> [THE REQUEST]:
Without the pictures, copy all the entries below exactly.

(Records that describe figures)
::::

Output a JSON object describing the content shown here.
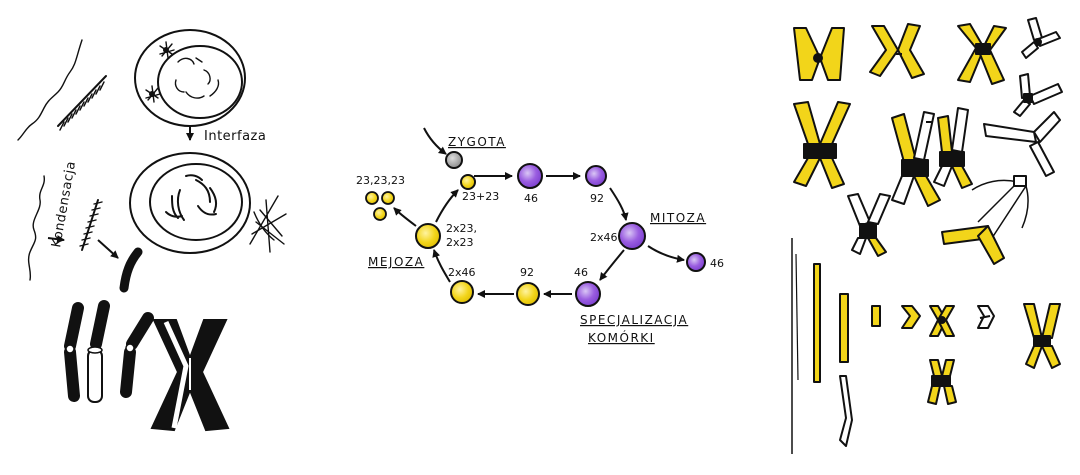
{
  "colors": {
    "ink": "#111111",
    "yellow": "#f2d51a",
    "purple": "#9a5de0",
    "purple_light": "#cbb2ef",
    "gray": "#9a9a9a",
    "paper": "#ffffff"
  },
  "panel_left": {
    "labels": {
      "interphase": "Interfaza",
      "condensation": "Kondensacja"
    }
  },
  "panel_middle": {
    "labels": {
      "zygote": "ZYGOTA",
      "mitosis": "MITOZA",
      "meiosis": "MEJOZA",
      "specialization_line1": "SPECJALIZACJA",
      "specialization_line2": "KOMÓRKI"
    },
    "counts": {
      "zygote_gametes": "23+23",
      "cycle_46_top": "46",
      "cycle_92_top": "92",
      "cycle_2x46_right": "2x46",
      "branch_46": "46",
      "cycle_46_bottom": "46",
      "cycle_92_bottom": "92",
      "cycle_2x46_bottom": "2x46",
      "meiosis_line1": "2x23,",
      "meiosis_line2": "2x23",
      "gametes": "23,23,23"
    }
  },
  "panel_right": {
    "labels": {}
  }
}
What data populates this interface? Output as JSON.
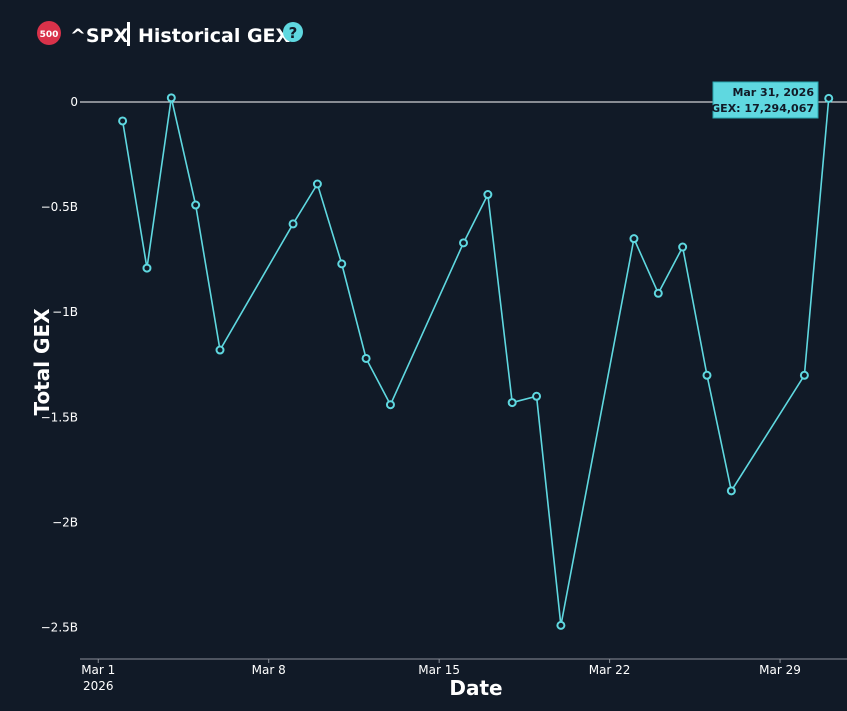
{
  "header": {
    "badge": "500",
    "symbol": "^SPX",
    "title": "Historical GEX",
    "help": "?"
  },
  "chart_data": {
    "type": "line",
    "x": [
      "2026-03-02",
      "2026-03-03",
      "2026-03-04",
      "2026-03-05",
      "2026-03-06",
      "2026-03-09",
      "2026-03-10",
      "2026-03-11",
      "2026-03-12",
      "2026-03-13",
      "2026-03-16",
      "2026-03-17",
      "2026-03-18",
      "2026-03-19",
      "2026-03-20",
      "2026-03-23",
      "2026-03-24",
      "2026-03-25",
      "2026-03-26",
      "2026-03-27",
      "2026-03-30",
      "2026-03-31"
    ],
    "series": [
      {
        "name": "GEX",
        "color": "#5fd8e0",
        "values": [
          -0.09,
          -0.79,
          0.02,
          -0.49,
          -1.18,
          -0.58,
          -0.39,
          -0.77,
          -1.22,
          -1.44,
          -0.67,
          -0.44,
          -1.43,
          -1.4,
          -2.49,
          -0.65,
          -0.91,
          -0.69,
          -1.3,
          -1.85,
          -1.3,
          0.017294067
        ]
      }
    ],
    "xlabel": "Date",
    "ylabel": "Total GEX",
    "xlim": [
      "2026-02-28T06:00:00Z",
      "2026-03-31T18:00:00Z"
    ],
    "xticks": [
      {
        "value": "2026-03-01",
        "label": "Mar 1",
        "sublabel": "2026"
      },
      {
        "value": "2026-03-08",
        "label": "Mar 8"
      },
      {
        "value": "2026-03-15",
        "label": "Mar 15"
      },
      {
        "value": "2026-03-22",
        "label": "Mar 22"
      },
      {
        "value": "2026-03-29",
        "label": "Mar 29"
      }
    ],
    "ylim": [
      -2.65,
      0.2
    ],
    "yticks": [
      {
        "value": -2.5,
        "label": "−2.5B"
      },
      {
        "value": -2,
        "label": "−2B"
      },
      {
        "value": -1.5,
        "label": "−1.5B"
      },
      {
        "value": -1,
        "label": "−1B"
      },
      {
        "value": -0.5,
        "label": "−0.5B"
      },
      0
    ],
    "tooltip": {
      "date": "Mar 31, 2026",
      "text": "GEX: 17,294,067"
    }
  }
}
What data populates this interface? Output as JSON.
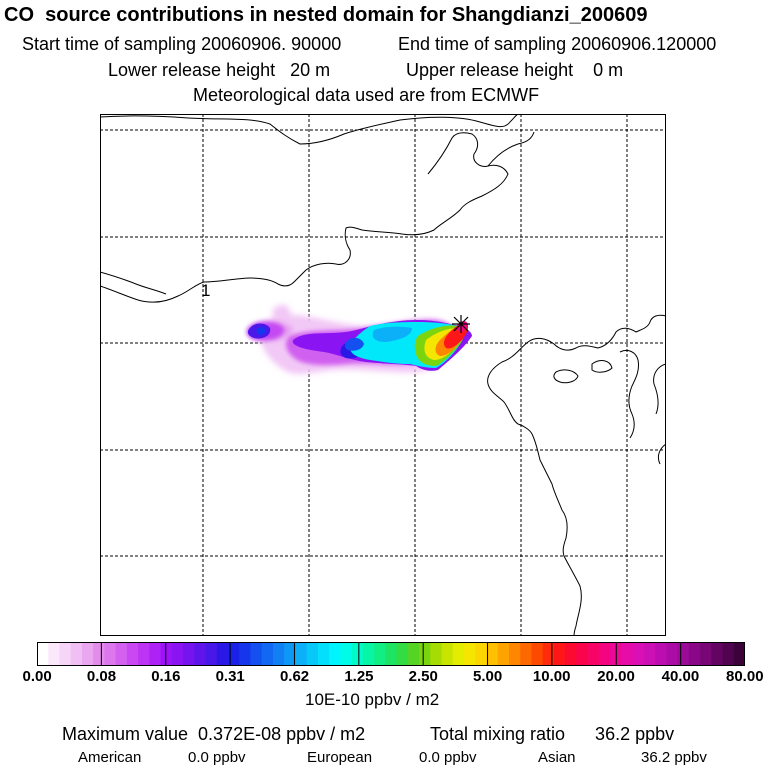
{
  "title": "CO  source contributions in nested domain for Shangdianzi_200609",
  "header": {
    "start_label": "Start time of sampling 20060906. 90000",
    "end_label": "End time of sampling 20060906.120000",
    "lower_label": "Lower release height   20 m",
    "upper_label": "Upper release height    0 m",
    "met_label": "Meteorological data used are from ECMWF"
  },
  "map": {
    "contour_label": "1",
    "receptor_marker": "+"
  },
  "colorbar": {
    "tick_labels": [
      "0.00",
      "0.08",
      "0.16",
      "0.31",
      "0.62",
      "1.25",
      "2.50",
      "5.00",
      "10.00",
      "20.00",
      "40.00",
      "80.00"
    ],
    "unit": "10E-10 ppbv / m2",
    "colors": [
      "#ffffff",
      "#fbe9fb",
      "#f6d5f8",
      "#f0bff4",
      "#eaa7f0",
      "#e38cec",
      "#dd77ee",
      "#d460f0",
      "#ca48f2",
      "#bd34f4",
      "#ae22f6",
      "#9c14f6",
      "#8a14f2",
      "#7514ee",
      "#5e14ea",
      "#4718e8",
      "#2c18e6",
      "#1b22e8",
      "#1636ec",
      "#1450f0",
      "#1268f2",
      "#1080f4",
      "#0e98f6",
      "#0cb0f8",
      "#08c8fa",
      "#04e0fc",
      "#00f4fe",
      "#00fce8",
      "#00fac8",
      "#06f6a6",
      "#10ee84",
      "#1ee464",
      "#34dc44",
      "#56d426",
      "#7cd40e",
      "#a4dc04",
      "#c8e400",
      "#e4ec00",
      "#f4e600",
      "#fcd600",
      "#fec000",
      "#fea400",
      "#fe8600",
      "#fe6800",
      "#fe4a00",
      "#fe2c08",
      "#fe1618",
      "#fc0a30",
      "#fa044c",
      "#f80466",
      "#f40480",
      "#ee0898",
      "#e60ca8",
      "#da10b4",
      "#cc10b6",
      "#bc0eb0",
      "#ac0ca6",
      "#9c0a98",
      "#8a0888",
      "#780676",
      "#640462",
      "#50034e",
      "#3c023a"
    ]
  },
  "footer": {
    "max_label": "Maximum value  0.372E-08 ppbv / m2",
    "total_label": "Total mixing ratio      36.2 ppbv",
    "american_label": "American",
    "american_value": "0.0 ppbv",
    "european_label": "European",
    "european_value": "0.0 ppbv",
    "asian_label": "Asian",
    "asian_value": "36.2 ppbv"
  }
}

::::

> [OUTPUT OF THE EXERCISE]:
Output a JSON object describing the content shown here.
{
  "colors": {
    "ink": "#111111",
    "yellow": "#f2d51a",
    "purple": "#9a5de0",
    "purple_light": "#cbb2ef",
    "gray": "#9a9a9a",
    "paper": "#ffffff"
  },
  "panel_left": {
    "labels": {
      "interphase": "Interfaza",
      "condensation": "Kondensacja"
    }
  },
  "panel_middle": {
    "labels": {
      "zygote": "ZYGOTA",
      "mitosis": "MITOZA",
      "meiosis": "MEJOZA",
      "specialization_line1": "SPECJALIZACJA",
      "specialization_line2": "KOMÓRKI"
    },
    "counts": {
      "zygote_gametes": "23+23",
      "cycle_46_top": "46",
      "cycle_92_top": "92",
      "cycle_2x46_right": "2x46",
      "branch_46": "46",
      "cycle_46_bottom": "46",
      "cycle_92_bottom": "92",
      "cycle_2x46_bottom": "2x46",
      "meiosis_line1": "2x23,",
      "meiosis_line2": "2x23",
      "gametes": "23,23,23"
    }
  },
  "panel_right": {
    "labels": {}
  }
}
What data populates this interface? Output as JSON.
{
  "header": {
    "badge": "500",
    "symbol": "^SPX",
    "title": "Historical GEX",
    "help": "?"
  },
  "chart_data": {
    "type": "line",
    "x": [
      "2026-03-02",
      "2026-03-03",
      "2026-03-04",
      "2026-03-05",
      "2026-03-06",
      "2026-03-09",
      "2026-03-10",
      "2026-03-11",
      "2026-03-12",
      "2026-03-13",
      "2026-03-16",
      "2026-03-17",
      "2026-03-18",
      "2026-03-19",
      "2026-03-20",
      "2026-03-23",
      "2026-03-24",
      "2026-03-25",
      "2026-03-26",
      "2026-03-27",
      "2026-03-30",
      "2026-03-31"
    ],
    "series": [
      {
        "name": "GEX",
        "color": "#5fd8e0",
        "values": [
          -0.09,
          -0.79,
          0.02,
          -0.49,
          -1.18,
          -0.58,
          -0.39,
          -0.77,
          -1.22,
          -1.44,
          -0.67,
          -0.44,
          -1.43,
          -1.4,
          -2.49,
          -0.65,
          -0.91,
          -0.69,
          -1.3,
          -1.85,
          -1.3,
          0.017294067
        ]
      }
    ],
    "xlabel": "Date",
    "ylabel": "Total GEX",
    "xlim": [
      "2026-02-28T06:00:00Z",
      "2026-03-31T18:00:00Z"
    ],
    "xticks": [
      {
        "value": "2026-03-01",
        "label": "Mar 1",
        "sublabel": "2026"
      },
      {
        "value": "2026-03-08",
        "label": "Mar 8"
      },
      {
        "value": "2026-03-15",
        "label": "Mar 15"
      },
      {
        "value": "2026-03-22",
        "label": "Mar 22"
      },
      {
        "value": "2026-03-29",
        "label": "Mar 29"
      }
    ],
    "ylim": [
      -2.65,
      0.2
    ],
    "yticks": [
      {
        "value": -2.5,
        "label": "−2.5B"
      },
      {
        "value": -2,
        "label": "−2B"
      },
      {
        "value": -1.5,
        "label": "−1.5B"
      },
      {
        "value": -1,
        "label": "−1B"
      },
      {
        "value": -0.5,
        "label": "−0.5B"
      },
      0
    ],
    "tooltip": {
      "date": "Mar 31, 2026",
      "text": "GEX: 17,294,067"
    }
  }
}
What data populates this interface? Output as JSON.
{
  "title": "CO  source contributions in nested domain for Shangdianzi_200609",
  "header": {
    "start_label": "Start time of sampling 20060906. 90000",
    "end_label": "End time of sampling 20060906.120000",
    "lower_label": "Lower release height   20 m",
    "upper_label": "Upper release height    0 m",
    "met_label": "Meteorological data used are from ECMWF"
  },
  "map": {
    "contour_label": "1",
    "receptor_marker": "+"
  },
  "colorbar": {
    "tick_labels": [
      "0.00",
      "0.08",
      "0.16",
      "0.31",
      "0.62",
      "1.25",
      "2.50",
      "5.00",
      "10.00",
      "20.00",
      "40.00",
      "80.00"
    ],
    "unit": "10E-10 ppbv / m2",
    "colors": [
      "#ffffff",
      "#fbe9fb",
      "#f6d5f8",
      "#f0bff4",
      "#eaa7f0",
      "#e38cec",
      "#dd77ee",
      "#d460f0",
      "#ca48f2",
      "#bd34f4",
      "#ae22f6",
      "#9c14f6",
      "#8a14f2",
      "#7514ee",
      "#5e14ea",
      "#4718e8",
      "#2c18e6",
      "#1b22e8",
      "#1636ec",
      "#1450f0",
      "#1268f2",
      "#1080f4",
      "#0e98f6",
      "#0cb0f8",
      "#08c8fa",
      "#04e0fc",
      "#00f4fe",
      "#00fce8",
      "#00fac8",
      "#06f6a6",
      "#10ee84",
      "#1ee464",
      "#34dc44",
      "#56d426",
      "#7cd40e",
      "#a4dc04",
      "#c8e400",
      "#e4ec00",
      "#f4e600",
      "#fcd600",
      "#fec000",
      "#fea400",
      "#fe8600",
      "#fe6800",
      "#fe4a00",
      "#fe2c08",
      "#fe1618",
      "#fc0a30",
      "#fa044c",
      "#f80466",
      "#f40480",
      "#ee0898",
      "#e60ca8",
      "#da10b4",
      "#cc10b6",
      "#bc0eb0",
      "#ac0ca6",
      "#9c0a98",
      "#8a0888",
      "#780676",
      "#640462",
      "#50034e",
      "#3c023a"
    ]
  },
  "footer": {
    "max_label": "Maximum value  0.372E-08 ppbv / m2",
    "total_label": "Total mixing ratio      36.2 ppbv",
    "american_label": "American",
    "american_value": "0.0 ppbv",
    "european_label": "European",
    "european_value": "0.0 ppbv",
    "asian_label": "Asian",
    "asian_value": "36.2 ppbv"
  }
}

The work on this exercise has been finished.